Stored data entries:
- - -

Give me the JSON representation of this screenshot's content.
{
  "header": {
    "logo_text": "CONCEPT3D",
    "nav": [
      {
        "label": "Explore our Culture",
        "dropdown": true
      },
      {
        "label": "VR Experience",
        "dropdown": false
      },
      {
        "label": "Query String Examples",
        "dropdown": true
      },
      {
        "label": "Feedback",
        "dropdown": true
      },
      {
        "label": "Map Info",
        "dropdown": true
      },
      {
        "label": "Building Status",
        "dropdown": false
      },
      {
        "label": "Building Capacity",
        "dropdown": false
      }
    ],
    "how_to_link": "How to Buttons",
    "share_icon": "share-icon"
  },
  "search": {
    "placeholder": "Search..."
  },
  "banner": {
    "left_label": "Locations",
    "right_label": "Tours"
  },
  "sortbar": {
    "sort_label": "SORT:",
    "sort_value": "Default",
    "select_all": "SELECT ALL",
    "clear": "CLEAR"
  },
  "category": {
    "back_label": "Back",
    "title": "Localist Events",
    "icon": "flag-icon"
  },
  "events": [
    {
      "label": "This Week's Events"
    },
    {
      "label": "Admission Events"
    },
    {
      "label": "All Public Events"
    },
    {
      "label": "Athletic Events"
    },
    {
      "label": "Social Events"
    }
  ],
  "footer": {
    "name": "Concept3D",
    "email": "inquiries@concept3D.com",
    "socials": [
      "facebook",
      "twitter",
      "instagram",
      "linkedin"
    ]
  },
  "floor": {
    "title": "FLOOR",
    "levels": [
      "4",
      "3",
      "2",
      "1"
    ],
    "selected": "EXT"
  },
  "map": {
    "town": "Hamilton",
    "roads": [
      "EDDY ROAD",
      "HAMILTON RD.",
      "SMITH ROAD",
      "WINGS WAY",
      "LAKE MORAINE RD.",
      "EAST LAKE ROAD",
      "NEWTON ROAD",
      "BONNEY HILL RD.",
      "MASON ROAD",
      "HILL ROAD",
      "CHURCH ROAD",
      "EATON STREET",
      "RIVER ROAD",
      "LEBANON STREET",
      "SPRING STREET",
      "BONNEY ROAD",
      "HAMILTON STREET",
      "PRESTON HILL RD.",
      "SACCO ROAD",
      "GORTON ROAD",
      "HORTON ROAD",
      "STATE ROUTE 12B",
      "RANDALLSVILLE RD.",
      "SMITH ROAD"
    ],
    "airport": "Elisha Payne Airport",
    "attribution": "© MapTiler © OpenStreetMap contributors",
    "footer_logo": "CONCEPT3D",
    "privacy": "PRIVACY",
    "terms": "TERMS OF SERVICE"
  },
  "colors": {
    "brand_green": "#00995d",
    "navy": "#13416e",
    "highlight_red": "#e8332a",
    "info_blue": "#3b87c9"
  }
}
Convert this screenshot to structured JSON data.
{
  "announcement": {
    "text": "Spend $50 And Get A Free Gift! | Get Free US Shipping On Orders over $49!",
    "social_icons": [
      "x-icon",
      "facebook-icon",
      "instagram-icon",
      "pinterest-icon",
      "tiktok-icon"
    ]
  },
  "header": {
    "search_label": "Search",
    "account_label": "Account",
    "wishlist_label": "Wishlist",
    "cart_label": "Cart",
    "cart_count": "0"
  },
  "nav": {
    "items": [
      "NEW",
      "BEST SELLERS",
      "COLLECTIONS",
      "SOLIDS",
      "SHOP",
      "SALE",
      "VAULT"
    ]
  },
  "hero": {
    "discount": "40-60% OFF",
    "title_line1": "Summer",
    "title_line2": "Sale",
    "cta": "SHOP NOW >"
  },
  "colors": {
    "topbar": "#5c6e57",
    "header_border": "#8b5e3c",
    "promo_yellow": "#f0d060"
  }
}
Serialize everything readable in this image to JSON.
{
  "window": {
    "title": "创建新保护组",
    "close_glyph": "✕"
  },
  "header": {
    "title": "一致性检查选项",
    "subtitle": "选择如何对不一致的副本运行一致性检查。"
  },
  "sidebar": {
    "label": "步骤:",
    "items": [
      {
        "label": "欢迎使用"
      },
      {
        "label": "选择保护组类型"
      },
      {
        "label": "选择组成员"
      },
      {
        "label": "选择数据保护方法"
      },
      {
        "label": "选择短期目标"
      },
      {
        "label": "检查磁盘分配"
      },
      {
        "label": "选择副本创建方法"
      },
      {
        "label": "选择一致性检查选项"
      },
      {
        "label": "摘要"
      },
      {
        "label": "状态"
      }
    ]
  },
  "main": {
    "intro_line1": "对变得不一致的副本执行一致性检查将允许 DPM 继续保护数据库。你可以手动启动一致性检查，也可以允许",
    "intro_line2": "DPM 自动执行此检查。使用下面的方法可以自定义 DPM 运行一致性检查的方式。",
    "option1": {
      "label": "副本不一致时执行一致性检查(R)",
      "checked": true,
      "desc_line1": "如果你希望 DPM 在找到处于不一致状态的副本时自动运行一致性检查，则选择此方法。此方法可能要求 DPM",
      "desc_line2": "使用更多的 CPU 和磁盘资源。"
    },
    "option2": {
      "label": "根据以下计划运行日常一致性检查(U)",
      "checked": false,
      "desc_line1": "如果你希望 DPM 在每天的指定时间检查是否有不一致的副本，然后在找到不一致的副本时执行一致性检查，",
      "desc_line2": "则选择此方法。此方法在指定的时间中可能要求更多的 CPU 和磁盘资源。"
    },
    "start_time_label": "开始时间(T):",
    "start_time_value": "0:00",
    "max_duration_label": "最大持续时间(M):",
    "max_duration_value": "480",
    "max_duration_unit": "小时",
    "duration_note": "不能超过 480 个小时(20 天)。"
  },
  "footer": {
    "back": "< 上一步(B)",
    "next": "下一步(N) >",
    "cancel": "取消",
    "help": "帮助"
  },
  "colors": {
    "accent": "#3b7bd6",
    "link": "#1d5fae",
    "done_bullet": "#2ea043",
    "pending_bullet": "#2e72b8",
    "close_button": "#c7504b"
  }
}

- - -

→ What the task requires
In the records above, find the line containing "Serialize everything readable"; please retype it and every line after it through the last line, exactly and with nothing else.

→ Right answer
Serialize everything readable in this image to JSON.
{
  "window": {
    "title": "创建新保护组",
    "close_glyph": "✕"
  },
  "header": {
    "title": "一致性检查选项",
    "subtitle": "选择如何对不一致的副本运行一致性检查。"
  },
  "sidebar": {
    "label": "步骤:",
    "items": [
      {
        "label": "欢迎使用"
      },
      {
        "label": "选择保护组类型"
      },
      {
        "label": "选择组成员"
      },
      {
        "label": "选择数据保护方法"
      },
      {
        "label": "选择短期目标"
      },
      {
        "label": "检查磁盘分配"
      },
      {
        "label": "选择副本创建方法"
      },
      {
        "label": "选择一致性检查选项"
      },
      {
        "label": "摘要"
      },
      {
        "label": "状态"
      }
    ]
  },
  "main": {
    "intro_line1": "对变得不一致的副本执行一致性检查将允许 DPM 继续保护数据库。你可以手动启动一致性检查，也可以允许",
    "intro_line2": "DPM 自动执行此检查。使用下面的方法可以自定义 DPM 运行一致性检查的方式。",
    "option1": {
      "label": "副本不一致时执行一致性检查(R)",
      "checked": true,
      "desc_line1": "如果你希望 DPM 在找到处于不一致状态的副本时自动运行一致性检查，则选择此方法。此方法可能要求 DPM",
      "desc_line2": "使用更多的 CPU 和磁盘资源。"
    },
    "option2": {
      "label": "根据以下计划运行日常一致性检查(U)",
      "checked": false,
      "desc_line1": "如果你希望 DPM 在每天的指定时间检查是否有不一致的副本，然后在找到不一致的副本时执行一致性检查，",
      "desc_line2": "则选择此方法。此方法在指定的时间中可能要求更多的 CPU 和磁盘资源。"
    },
    "start_time_label": "开始时间(T):",
    "start_time_value": "0:00",
    "max_duration_label": "最大持续时间(M):",
    "max_duration_value": "480",
    "max_duration_unit": "小时",
    "duration_note": "不能超过 480 个小时(20 天)。"
  },
  "footer": {
    "back": "< 上一步(B)",
    "next": "下一步(N) >",
    "cancel": "取消",
    "help": "帮助"
  },
  "colors": {
    "accent": "#3b7bd6",
    "link": "#1d5fae",
    "done_bullet": "#2ea043",
    "pending_bullet": "#2e72b8",
    "close_button": "#c7504b"
  }
}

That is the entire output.